== Goal ==
Write out each line of the listing as it stands, without the images.

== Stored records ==
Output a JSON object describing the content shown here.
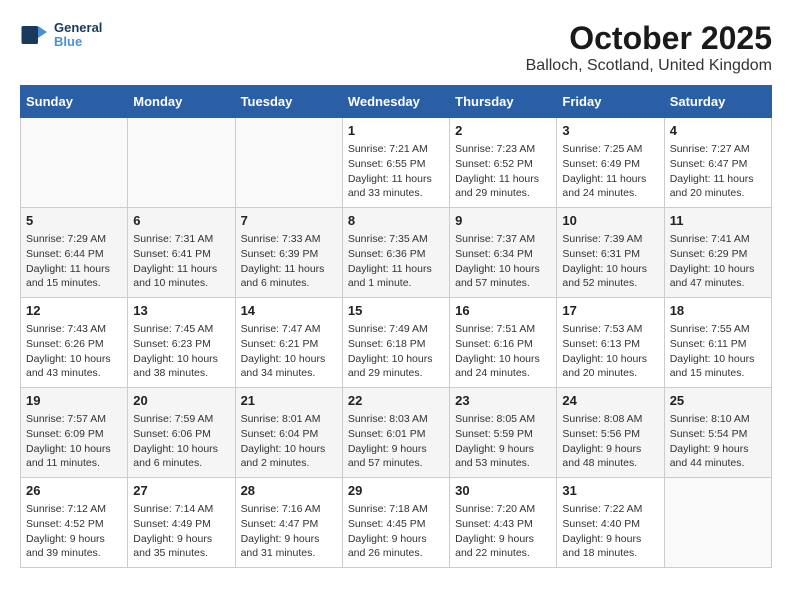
{
  "header": {
    "logo_line1": "General",
    "logo_line2": "Blue",
    "month_title": "October 2025",
    "location": "Balloch, Scotland, United Kingdom"
  },
  "days_of_week": [
    "Sunday",
    "Monday",
    "Tuesday",
    "Wednesday",
    "Thursday",
    "Friday",
    "Saturday"
  ],
  "weeks": [
    [
      {
        "day": "",
        "info": ""
      },
      {
        "day": "",
        "info": ""
      },
      {
        "day": "",
        "info": ""
      },
      {
        "day": "1",
        "info": "Sunrise: 7:21 AM\nSunset: 6:55 PM\nDaylight: 11 hours\nand 33 minutes."
      },
      {
        "day": "2",
        "info": "Sunrise: 7:23 AM\nSunset: 6:52 PM\nDaylight: 11 hours\nand 29 minutes."
      },
      {
        "day": "3",
        "info": "Sunrise: 7:25 AM\nSunset: 6:49 PM\nDaylight: 11 hours\nand 24 minutes."
      },
      {
        "day": "4",
        "info": "Sunrise: 7:27 AM\nSunset: 6:47 PM\nDaylight: 11 hours\nand 20 minutes."
      }
    ],
    [
      {
        "day": "5",
        "info": "Sunrise: 7:29 AM\nSunset: 6:44 PM\nDaylight: 11 hours\nand 15 minutes."
      },
      {
        "day": "6",
        "info": "Sunrise: 7:31 AM\nSunset: 6:41 PM\nDaylight: 11 hours\nand 10 minutes."
      },
      {
        "day": "7",
        "info": "Sunrise: 7:33 AM\nSunset: 6:39 PM\nDaylight: 11 hours\nand 6 minutes."
      },
      {
        "day": "8",
        "info": "Sunrise: 7:35 AM\nSunset: 6:36 PM\nDaylight: 11 hours\nand 1 minute."
      },
      {
        "day": "9",
        "info": "Sunrise: 7:37 AM\nSunset: 6:34 PM\nDaylight: 10 hours\nand 57 minutes."
      },
      {
        "day": "10",
        "info": "Sunrise: 7:39 AM\nSunset: 6:31 PM\nDaylight: 10 hours\nand 52 minutes."
      },
      {
        "day": "11",
        "info": "Sunrise: 7:41 AM\nSunset: 6:29 PM\nDaylight: 10 hours\nand 47 minutes."
      }
    ],
    [
      {
        "day": "12",
        "info": "Sunrise: 7:43 AM\nSunset: 6:26 PM\nDaylight: 10 hours\nand 43 minutes."
      },
      {
        "day": "13",
        "info": "Sunrise: 7:45 AM\nSunset: 6:23 PM\nDaylight: 10 hours\nand 38 minutes."
      },
      {
        "day": "14",
        "info": "Sunrise: 7:47 AM\nSunset: 6:21 PM\nDaylight: 10 hours\nand 34 minutes."
      },
      {
        "day": "15",
        "info": "Sunrise: 7:49 AM\nSunset: 6:18 PM\nDaylight: 10 hours\nand 29 minutes."
      },
      {
        "day": "16",
        "info": "Sunrise: 7:51 AM\nSunset: 6:16 PM\nDaylight: 10 hours\nand 24 minutes."
      },
      {
        "day": "17",
        "info": "Sunrise: 7:53 AM\nSunset: 6:13 PM\nDaylight: 10 hours\nand 20 minutes."
      },
      {
        "day": "18",
        "info": "Sunrise: 7:55 AM\nSunset: 6:11 PM\nDaylight: 10 hours\nand 15 minutes."
      }
    ],
    [
      {
        "day": "19",
        "info": "Sunrise: 7:57 AM\nSunset: 6:09 PM\nDaylight: 10 hours\nand 11 minutes."
      },
      {
        "day": "20",
        "info": "Sunrise: 7:59 AM\nSunset: 6:06 PM\nDaylight: 10 hours\nand 6 minutes."
      },
      {
        "day": "21",
        "info": "Sunrise: 8:01 AM\nSunset: 6:04 PM\nDaylight: 10 hours\nand 2 minutes."
      },
      {
        "day": "22",
        "info": "Sunrise: 8:03 AM\nSunset: 6:01 PM\nDaylight: 9 hours\nand 57 minutes."
      },
      {
        "day": "23",
        "info": "Sunrise: 8:05 AM\nSunset: 5:59 PM\nDaylight: 9 hours\nand 53 minutes."
      },
      {
        "day": "24",
        "info": "Sunrise: 8:08 AM\nSunset: 5:56 PM\nDaylight: 9 hours\nand 48 minutes."
      },
      {
        "day": "25",
        "info": "Sunrise: 8:10 AM\nSunset: 5:54 PM\nDaylight: 9 hours\nand 44 minutes."
      }
    ],
    [
      {
        "day": "26",
        "info": "Sunrise: 7:12 AM\nSunset: 4:52 PM\nDaylight: 9 hours\nand 39 minutes."
      },
      {
        "day": "27",
        "info": "Sunrise: 7:14 AM\nSunset: 4:49 PM\nDaylight: 9 hours\nand 35 minutes."
      },
      {
        "day": "28",
        "info": "Sunrise: 7:16 AM\nSunset: 4:47 PM\nDaylight: 9 hours\nand 31 minutes."
      },
      {
        "day": "29",
        "info": "Sunrise: 7:18 AM\nSunset: 4:45 PM\nDaylight: 9 hours\nand 26 minutes."
      },
      {
        "day": "30",
        "info": "Sunrise: 7:20 AM\nSunset: 4:43 PM\nDaylight: 9 hours\nand 22 minutes."
      },
      {
        "day": "31",
        "info": "Sunrise: 7:22 AM\nSunset: 4:40 PM\nDaylight: 9 hours\nand 18 minutes."
      },
      {
        "day": "",
        "info": ""
      }
    ]
  ]
}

== Exercise answer ==
Output a JSON object describing the content shown here.
{
  "header": {
    "logo_line1": "General",
    "logo_line2": "Blue",
    "month_title": "October 2025",
    "location": "Balloch, Scotland, United Kingdom"
  },
  "days_of_week": [
    "Sunday",
    "Monday",
    "Tuesday",
    "Wednesday",
    "Thursday",
    "Friday",
    "Saturday"
  ],
  "weeks": [
    [
      {
        "day": "",
        "info": ""
      },
      {
        "day": "",
        "info": ""
      },
      {
        "day": "",
        "info": ""
      },
      {
        "day": "1",
        "info": "Sunrise: 7:21 AM\nSunset: 6:55 PM\nDaylight: 11 hours\nand 33 minutes."
      },
      {
        "day": "2",
        "info": "Sunrise: 7:23 AM\nSunset: 6:52 PM\nDaylight: 11 hours\nand 29 minutes."
      },
      {
        "day": "3",
        "info": "Sunrise: 7:25 AM\nSunset: 6:49 PM\nDaylight: 11 hours\nand 24 minutes."
      },
      {
        "day": "4",
        "info": "Sunrise: 7:27 AM\nSunset: 6:47 PM\nDaylight: 11 hours\nand 20 minutes."
      }
    ],
    [
      {
        "day": "5",
        "info": "Sunrise: 7:29 AM\nSunset: 6:44 PM\nDaylight: 11 hours\nand 15 minutes."
      },
      {
        "day": "6",
        "info": "Sunrise: 7:31 AM\nSunset: 6:41 PM\nDaylight: 11 hours\nand 10 minutes."
      },
      {
        "day": "7",
        "info": "Sunrise: 7:33 AM\nSunset: 6:39 PM\nDaylight: 11 hours\nand 6 minutes."
      },
      {
        "day": "8",
        "info": "Sunrise: 7:35 AM\nSunset: 6:36 PM\nDaylight: 11 hours\nand 1 minute."
      },
      {
        "day": "9",
        "info": "Sunrise: 7:37 AM\nSunset: 6:34 PM\nDaylight: 10 hours\nand 57 minutes."
      },
      {
        "day": "10",
        "info": "Sunrise: 7:39 AM\nSunset: 6:31 PM\nDaylight: 10 hours\nand 52 minutes."
      },
      {
        "day": "11",
        "info": "Sunrise: 7:41 AM\nSunset: 6:29 PM\nDaylight: 10 hours\nand 47 minutes."
      }
    ],
    [
      {
        "day": "12",
        "info": "Sunrise: 7:43 AM\nSunset: 6:26 PM\nDaylight: 10 hours\nand 43 minutes."
      },
      {
        "day": "13",
        "info": "Sunrise: 7:45 AM\nSunset: 6:23 PM\nDaylight: 10 hours\nand 38 minutes."
      },
      {
        "day": "14",
        "info": "Sunrise: 7:47 AM\nSunset: 6:21 PM\nDaylight: 10 hours\nand 34 minutes."
      },
      {
        "day": "15",
        "info": "Sunrise: 7:49 AM\nSunset: 6:18 PM\nDaylight: 10 hours\nand 29 minutes."
      },
      {
        "day": "16",
        "info": "Sunrise: 7:51 AM\nSunset: 6:16 PM\nDaylight: 10 hours\nand 24 minutes."
      },
      {
        "day": "17",
        "info": "Sunrise: 7:53 AM\nSunset: 6:13 PM\nDaylight: 10 hours\nand 20 minutes."
      },
      {
        "day": "18",
        "info": "Sunrise: 7:55 AM\nSunset: 6:11 PM\nDaylight: 10 hours\nand 15 minutes."
      }
    ],
    [
      {
        "day": "19",
        "info": "Sunrise: 7:57 AM\nSunset: 6:09 PM\nDaylight: 10 hours\nand 11 minutes."
      },
      {
        "day": "20",
        "info": "Sunrise: 7:59 AM\nSunset: 6:06 PM\nDaylight: 10 hours\nand 6 minutes."
      },
      {
        "day": "21",
        "info": "Sunrise: 8:01 AM\nSunset: 6:04 PM\nDaylight: 10 hours\nand 2 minutes."
      },
      {
        "day": "22",
        "info": "Sunrise: 8:03 AM\nSunset: 6:01 PM\nDaylight: 9 hours\nand 57 minutes."
      },
      {
        "day": "23",
        "info": "Sunrise: 8:05 AM\nSunset: 5:59 PM\nDaylight: 9 hours\nand 53 minutes."
      },
      {
        "day": "24",
        "info": "Sunrise: 8:08 AM\nSunset: 5:56 PM\nDaylight: 9 hours\nand 48 minutes."
      },
      {
        "day": "25",
        "info": "Sunrise: 8:10 AM\nSunset: 5:54 PM\nDaylight: 9 hours\nand 44 minutes."
      }
    ],
    [
      {
        "day": "26",
        "info": "Sunrise: 7:12 AM\nSunset: 4:52 PM\nDaylight: 9 hours\nand 39 minutes."
      },
      {
        "day": "27",
        "info": "Sunrise: 7:14 AM\nSunset: 4:49 PM\nDaylight: 9 hours\nand 35 minutes."
      },
      {
        "day": "28",
        "info": "Sunrise: 7:16 AM\nSunset: 4:47 PM\nDaylight: 9 hours\nand 31 minutes."
      },
      {
        "day": "29",
        "info": "Sunrise: 7:18 AM\nSunset: 4:45 PM\nDaylight: 9 hours\nand 26 minutes."
      },
      {
        "day": "30",
        "info": "Sunrise: 7:20 AM\nSunset: 4:43 PM\nDaylight: 9 hours\nand 22 minutes."
      },
      {
        "day": "31",
        "info": "Sunrise: 7:22 AM\nSunset: 4:40 PM\nDaylight: 9 hours\nand 18 minutes."
      },
      {
        "day": "",
        "info": ""
      }
    ]
  ]
}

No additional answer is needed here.